Records from a dataset:
--- start ---
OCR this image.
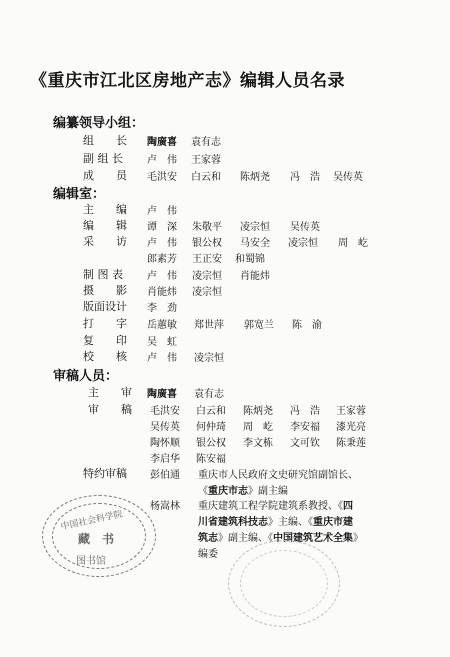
《重庆市江北区房地产志》编辑人员名录
编纂领导小组：
组　　长 陶廣喜 袁有志
副 组 长 卢　伟 王家蓉
成　　员 毛洪安 白云和 陈炳尧 冯　浩 吴传英
编辑室：
主　　编 卢　伟
编　　辑 谭　深 朱敬平 凌宗恒 吴传英
采　　访 卢　伟 银公权 马安全 凌宗恒 周　屹
郎素芳 王正安 和蜀锦
制 图 表 卢　伟 凌宗恒 肖能炜
摄　　影 肖能炜 凌宗恒
版面设计 李　劲
打　　字 岳蕙敏 郑世萍 郭宽兰 陈　渝
复　　印 吴　虹
校　　核 卢　伟 凌宗恒
审稿人员：
主　　审 陶廣喜 袁有志
审　　稿 毛洪安 白云和 陈炳尧 冯　浩 王家蓉
吴传英 何仲琦 周　屹 李安福 漆光亮
陶怀顺 银公权 李文栋 文可钦 陈秉莲
李启华 陈安福
特约审稿 彭伯通 重庆市人民政府文史研究馆副馆长、
《重庆市志》副主编
杨嵩林 重庆建筑工程学院建筑系教授、《四
川省建筑科技志》主编、《重庆市建
筑志》副主编、《中国建筑艺术全集》
编委
中国社会科学院
藏　书
图书馆
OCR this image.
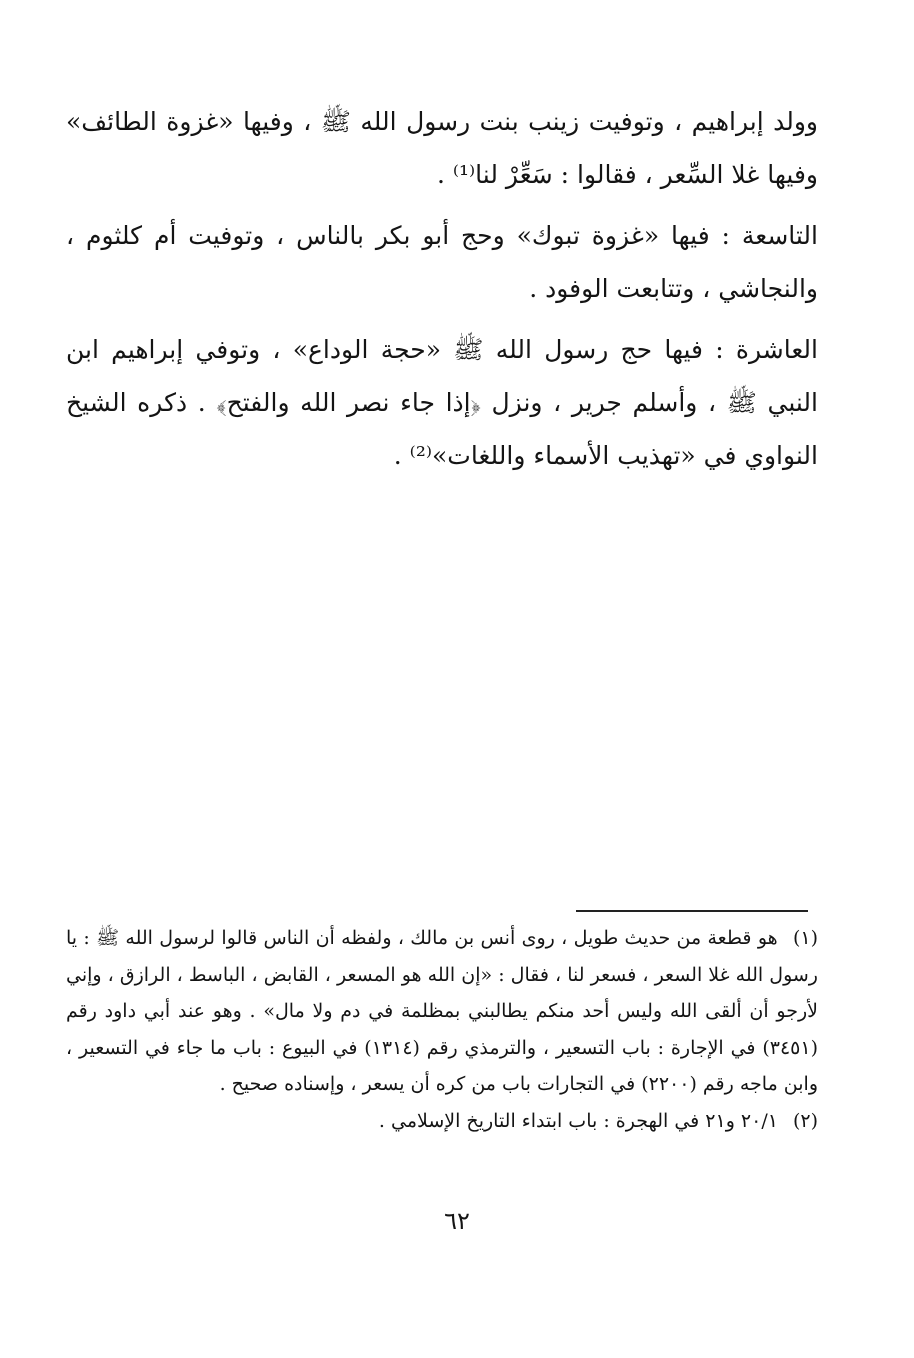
وولد إبراهيم ، وتوفيت زينب بنت رسول الله ﷺ ، وفيها «غزوة الطائف» وفيها غلا السِّعر ، فقالوا : سَعِّرْ لنا⁽¹⁾ .

التاسعة : فيها «غزوة تبوك» وحج أبو بكر بالناس ، وتوفيت أم كلثوم ، والنجاشي ، وتتابعت الوفود .

العاشرة : فيها حج رسول الله ﷺ «حجة الوداع» ، وتوفي إبراهيم ابن النبي ﷺ ، وأسلم جرير ، ونزل ﴿إذا جاء نصر الله والفتح﴾ . ذكره الشيخ النواوي في «تهذيب الأسماء واللغات»⁽²⁾ .

(١) هو قطعة من حديث طويل ، روى أنس بن مالك ، ولفظه أن الناس قالوا لرسول الله ﷺ : يا رسول الله غلا السعر ، فسعر لنا ، فقال : «إن الله هو المسعر ، القابض ، الباسط ، الرازق ، وإني لأرجو أن ألقى الله وليس أحد منكم يطالبني بمظلمة في دم ولا مال» . وهو عند أبي داود رقم (٣٤٥١) في الإجارة : باب التسعير ، والترمذي رقم (١٣١٤) في البيوع : باب ما جاء في التسعير ، وابن ماجه رقم (٢٢٠٠) في التجارات باب من كره أن يسعر ، وإسناده صحيح .

(٢) ٢٠/١ و٢١ في الهجرة : باب ابتداء التاريخ الإسلامي .

٦٢
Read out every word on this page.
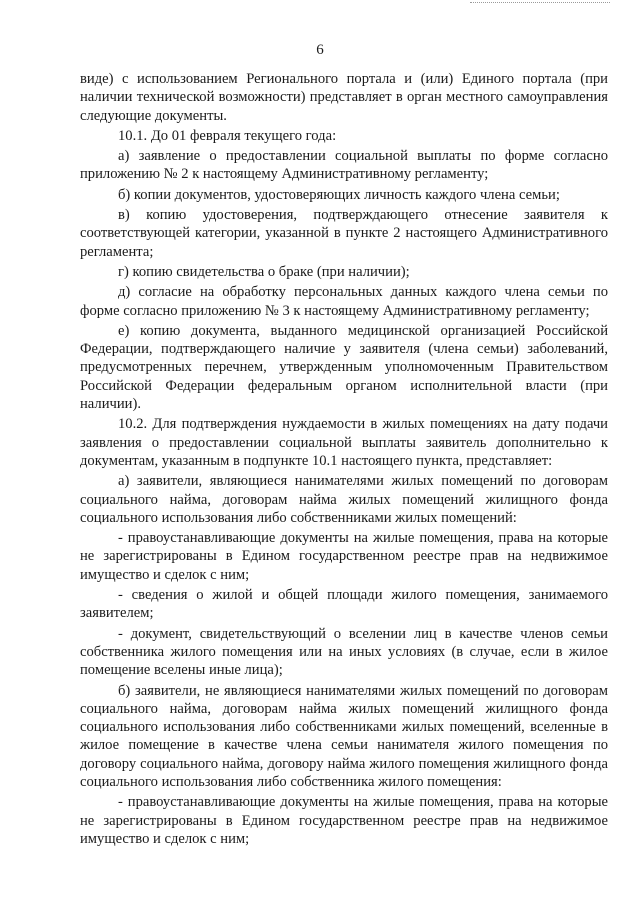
6

виде) с использованием Регионального портала и (или) Единого портала (при наличии технической возможности) представляет в орган местного самоуправления следующие документы.

10.1. До 01 февраля текущего года:

а) заявление о предоставлении социальной выплаты по форме согласно приложению № 2 к настоящему Административному регламенту;

б) копии документов, удостоверяющих личность каждого члена семьи;

в) копию удостоверения, подтверждающего отнесение заявителя к соответствующей категории, указанной в пункте 2 настоящего Административного регламента;

г) копию свидетельства о браке (при наличии);

д) согласие на обработку персональных данных каждого члена семьи по форме согласно приложению № 3 к настоящему Административному регламенту;

е) копию документа, выданного медицинской организацией Российской Федерации, подтверждающего наличие у заявителя (члена семьи) заболеваний, предусмотренных перечнем, утвержденным уполномоченным Правительством Российской Федерации федеральным органом исполнительной власти (при наличии).

10.2. Для подтверждения нуждаемости в жилых помещениях на дату подачи заявления о предоставлении социальной выплаты заявитель дополнительно к документам, указанным в подпункте 10.1 настоящего пункта, представляет:

а) заявители, являющиеся нанимателями жилых помещений по договорам социального найма, договорам найма жилых помещений жилищного фонда социального использования либо собственниками жилых помещений:

- правоустанавливающие документы на жилые помещения, права на которые не зарегистрированы в Едином государственном реестре прав на недвижимое имущество и сделок с ним;

- сведения о жилой и общей площади жилого помещения, занимаемого заявителем;

- документ, свидетельствующий о вселении лиц в качестве членов семьи собственника жилого помещения или на иных условиях (в случае, если в жилое помещение вселены иные лица);

б) заявители, не являющиеся нанимателями жилых помещений по договорам социального найма, договорам найма жилых помещений жилищного фонда социального использования либо собственниками жилых помещений, вселенные в жилое помещение в качестве члена семьи нанимателя жилого помещения по договору социального найма, договору найма жилого помещения жилищного фонда социального использования либо собственника жилого помещения:

- правоустанавливающие документы на жилые помещения, права на которые не зарегистрированы в Едином государственном реестре прав на недвижимое имущество и сделок с ним;
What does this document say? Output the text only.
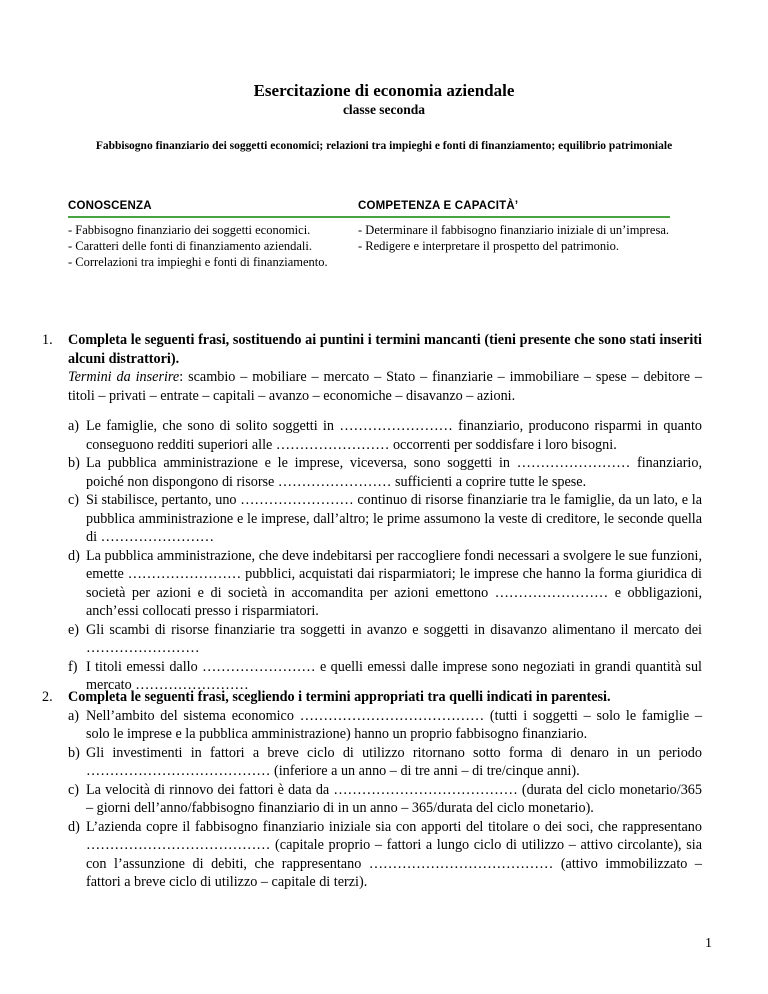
Esercitazione di economia aziendale
classe seconda
Fabbisogno finanziario dei soggetti economici; relazioni tra impieghi e fonti di finanziamento; equilibrio patrimoniale
CONOSCENZA

- Fabbisogno finanziario dei soggetti economici.

- Caratteri delle fonti di finanziamento aziendali.

- Correlazioni tra impieghi e fonti di finanziamento.

COMPETENZA E CAPACITÀ’

- Determinare il fabbisogno finanziario iniziale di un’impresa.

- Redigere e interpretare il prospetto del patrimonio.

1. Completa le seguenti frasi, sostituendo ai puntini i termini mancanti (tieni presente che sono stati inseriti alcuni distrattori).
Termini da inserire: scambio – mobiliare – mercato – Stato – finanziarie – immobiliare – spese – debitore – titoli – privati – entrate – capitali – avanzo – economiche – disavanzo – azioni.

a) Le famiglie, che sono di solito soggetti in …………………… finanziario, producono risparmi in quanto conseguono redditi superiori alle …………………… occorrenti per soddisfare i loro bisogni.

b) La pubblica amministrazione e le imprese, viceversa, sono soggetti in …………………… finanziario, poiché non dispongono di risorse …………………… sufficienti a coprire tutte le spese.

c) Si stabilisce, pertanto, uno …………………… continuo di risorse finanziarie tra le famiglie, da un lato, e la pubblica amministrazione e le imprese, dall’altro; le prime assumono la veste di creditore, le seconde quella di ……………………

d) La pubblica amministrazione, che deve indebitarsi per raccogliere fondi necessari a svolgere le sue funzioni, emette …………………… pubblici, acquistati dai risparmiatori; le imprese che hanno la forma giuridica di società per azioni e di società in accomandita per azioni emettono …………………… e obbligazioni, anch’essi collocati presso i risparmiatori.

e) Gli scambi di risorse finanziarie tra soggetti in avanzo e soggetti in disavanzo alimentano il mercato dei ……………………

f) I titoli emessi dallo …………………… e quelli emessi dalle imprese sono negoziati in grandi quantità sul mercato ……………………

2. Completa le seguenti frasi, scegliendo i termini appropriati tra quelli indicati in parentesi.

a) Nell’ambito del sistema economico ………………………………… (tutti i soggetti – solo le famiglie – solo le imprese e la pubblica amministrazione) hanno un proprio fabbisogno finanziario.

b) Gli investimenti in fattori a breve ciclo di utilizzo ritornano sotto forma di denaro in un periodo ………………………………… (inferiore a un anno – di tre anni – di tre/cinque anni).

c) La velocità di rinnovo dei fattori è data da ………………………………… (durata del ciclo monetario/365 – giorni dell’anno/fabbisogno finanziario di in un anno – 365/durata del ciclo monetario).

d) L’azienda copre il fabbisogno finanziario iniziale sia con apporti del titolare o dei soci, che rappresentano ………………………………… (capitale proprio – fattori a lungo ciclo di utilizzo – attivo circolante), sia con l’assunzione di debiti, che rappresentano ………………………………… (attivo immobilizzato – fattori a breve ciclo di utilizzo – capitale di terzi).

1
--- end ---
* [Given problem]
Each entry gets copied exactly; the pictures stay out.

* [Solution to this task]
OCR this image.
《重庆市江北区房地产志》编辑人员名录
编纂领导小组：
组　　长 陶廣喜 袁有志
副 组 长 卢　伟 王家蓉
成　　员 毛洪安 白云和 陈炳尧 冯　浩 吴传英
编辑室：
主　　编 卢　伟
编　　辑 谭　深 朱敬平 凌宗恒 吴传英
采　　访 卢　伟 银公权 马安全 凌宗恒 周　屹
郎素芳 王正安 和蜀锦
制 图 表 卢　伟 凌宗恒 肖能炜
摄　　影 肖能炜 凌宗恒
版面设计 李　劲
打　　字 岳蕙敏 郑世萍 郭宽兰 陈　渝
复　　印 吴　虹
校　　核 卢　伟 凌宗恒
审稿人员：
主　　审 陶廣喜 袁有志
审　　稿 毛洪安 白云和 陈炳尧 冯　浩 王家蓉
吴传英 何仲琦 周　屹 李安福 漆光亮
陶怀顺 银公权 李文栋 文可钦 陈秉莲
李启华 陈安福
特约审稿 彭伯通 重庆市人民政府文史研究馆副馆长、
《重庆市志》副主编
杨嵩林 重庆建筑工程学院建筑系教授、《四
川省建筑科技志》主编、《重庆市建
筑志》副主编、《中国建筑艺术全集》
编委
中国社会科学院
藏　书
图书馆
OCR this image.
وولد إبراهيم ، وتوفيت زينب بنت رسول الله ﷺ ، وفيها «غزوة الطائف» وفيها غلا السِّعر ، فقالوا : سَعِّرْ لنا⁽¹⁾ .

التاسعة : فيها «غزوة تبوك» وحج أبو بكر بالناس ، وتوفيت أم كلثوم ، والنجاشي ، وتتابعت الوفود .

العاشرة : فيها حج رسول الله ﷺ «حجة الوداع» ، وتوفي إبراهيم ابن النبي ﷺ ، وأسلم جرير ، ونزل ﴿إذا جاء نصر الله والفتح﴾ . ذكره الشيخ النواوي في «تهذيب الأسماء واللغات»⁽²⁾ .

(١) هو قطعة من حديث طويل ، روى أنس بن مالك ، ولفظه أن الناس قالوا لرسول الله ﷺ : يا رسول الله غلا السعر ، فسعر لنا ، فقال : «إن الله هو المسعر ، القابض ، الباسط ، الرازق ، وإني لأرجو أن ألقى الله وليس أحد منكم يطالبني بمظلمة في دم ولا مال» . وهو عند أبي داود رقم (٣٤٥١) في الإجارة : باب التسعير ، والترمذي رقم (١٣١٤) في البيوع : باب ما جاء في التسعير ، وابن ماجه رقم (٢٢٠٠) في التجارات باب من كره أن يسعر ، وإسناده صحيح .

(٢) ٢٠/١ و٢١ في الهجرة : باب ابتداء التاريخ الإسلامي .

٦٢
Read out every word on this page.
6

виде) с использованием Регионального портала и (или) Единого портала (при наличии технической возможности) представляет в орган местного самоуправления следующие документы.

10.1. До 01 февраля текущего года:

а) заявление о предоставлении социальной выплаты по форме согласно приложению № 2 к настоящему Административному регламенту;

б) копии документов, удостоверяющих личность каждого члена семьи;

в) копию удостоверения, подтверждающего отнесение заявителя к соответствующей категории, указанной в пункте 2 настоящего Административного регламента;

г) копию свидетельства о браке (при наличии);

д) согласие на обработку персональных данных каждого члена семьи по форме согласно приложению № 3 к настоящему Административному регламенту;

е) копию документа, выданного медицинской организацией Российской Федерации, подтверждающего наличие у заявителя (члена семьи) заболеваний, предусмотренных перечнем, утвержденным уполномоченным Правительством Российской Федерации федеральным органом исполнительной власти (при наличии).

10.2. Для подтверждения нуждаемости в жилых помещениях на дату подачи заявления о предоставлении социальной выплаты заявитель дополнительно к документам, указанным в подпункте 10.1 настоящего пункта, представляет:

а) заявители, являющиеся нанимателями жилых помещений по договорам социального найма, договорам найма жилых помещений жилищного фонда социального использования либо собственниками жилых помещений:

- правоустанавливающие документы на жилые помещения, права на которые не зарегистрированы в Едином государственном реестре прав на недвижимое имущество и сделок с ним;

- сведения о жилой и общей площади жилого помещения, занимаемого заявителем;

- документ, свидетельствующий о вселении лиц в качестве членов семьи собственника жилого помещения или на иных условиях (в случае, если в жилое помещение вселены иные лица);

б) заявители, не являющиеся нанимателями жилых помещений по договорам социального найма, договорам найма жилых помещений жилищного фонда социального использования либо собственниками жилых помещений, вселенные в жилое помещение в качестве члена семьи нанимателя жилого помещения по договору социального найма, договору найма жилого помещения жилищного фонда социального использования либо собственника жилого помещения:

- правоустанавливающие документы на жилые помещения, права на которые не зарегистрированы в Едином государственном реестре прав на недвижимое имущество и сделок с ним;
What does this document say? Output the text only.
Esercitazione di economia aziendale
classe seconda
Fabbisogno finanziario dei soggetti economici; relazioni tra impieghi e fonti di finanziamento; equilibrio patrimoniale
CONOSCENZA

- Fabbisogno finanziario dei soggetti economici.

- Caratteri delle fonti di finanziamento aziendali.

- Correlazioni tra impieghi e fonti di finanziamento.

COMPETENZA E CAPACITÀ’

- Determinare il fabbisogno finanziario iniziale di un’impresa.

- Redigere e interpretare il prospetto del patrimonio.

1. Completa le seguenti frasi, sostituendo ai puntini i termini mancanti (tieni presente che sono stati inseriti alcuni distrattori).
Termini da inserire: scambio – mobiliare – mercato – Stato – finanziarie – immobiliare – spese – debitore – titoli – privati – entrate – capitali – avanzo – economiche – disavanzo – azioni.

a) Le famiglie, che sono di solito soggetti in …………………… finanziario, producono risparmi in quanto conseguono redditi superiori alle …………………… occorrenti per soddisfare i loro bisogni.

b) La pubblica amministrazione e le imprese, viceversa, sono soggetti in …………………… finanziario, poiché non dispongono di risorse …………………… sufficienti a coprire tutte le spese.

c) Si stabilisce, pertanto, uno …………………… continuo di risorse finanziarie tra le famiglie, da un lato, e la pubblica amministrazione e le imprese, dall’altro; le prime assumono la veste di creditore, le seconde quella di ……………………

d) La pubblica amministrazione, che deve indebitarsi per raccogliere fondi necessari a svolgere le sue funzioni, emette …………………… pubblici, acquistati dai risparmiatori; le imprese che hanno la forma giuridica di società per azioni e di società in accomandita per azioni emettono …………………… e obbligazioni, anch’essi collocati presso i risparmiatori.

e) Gli scambi di risorse finanziarie tra soggetti in avanzo e soggetti in disavanzo alimentano il mercato dei ……………………

f) I titoli emessi dallo …………………… e quelli emessi dalle imprese sono negoziati in grandi quantità sul mercato ……………………

2. Completa le seguenti frasi, scegliendo i termini appropriati tra quelli indicati in parentesi.

a) Nell’ambito del sistema economico ………………………………… (tutti i soggetti – solo le famiglie – solo le imprese e la pubblica amministrazione) hanno un proprio fabbisogno finanziario.

b) Gli investimenti in fattori a breve ciclo di utilizzo ritornano sotto forma di denaro in un periodo ………………………………… (inferiore a un anno – di tre anni – di tre/cinque anni).

c) La velocità di rinnovo dei fattori è data da ………………………………… (durata del ciclo monetario/365 – giorni dell’anno/fabbisogno finanziario di in un anno – 365/durata del ciclo monetario).

d) L’azienda copre il fabbisogno finanziario iniziale sia con apporti del titolare o dei soci, che rappresentano ………………………………… (capitale proprio – fattori a lungo ciclo di utilizzo – attivo circolante), sia con l’assunzione di debiti, che rappresentano ………………………………… (attivo immobilizzato – fattori a breve ciclo di utilizzo – capitale di terzi).

1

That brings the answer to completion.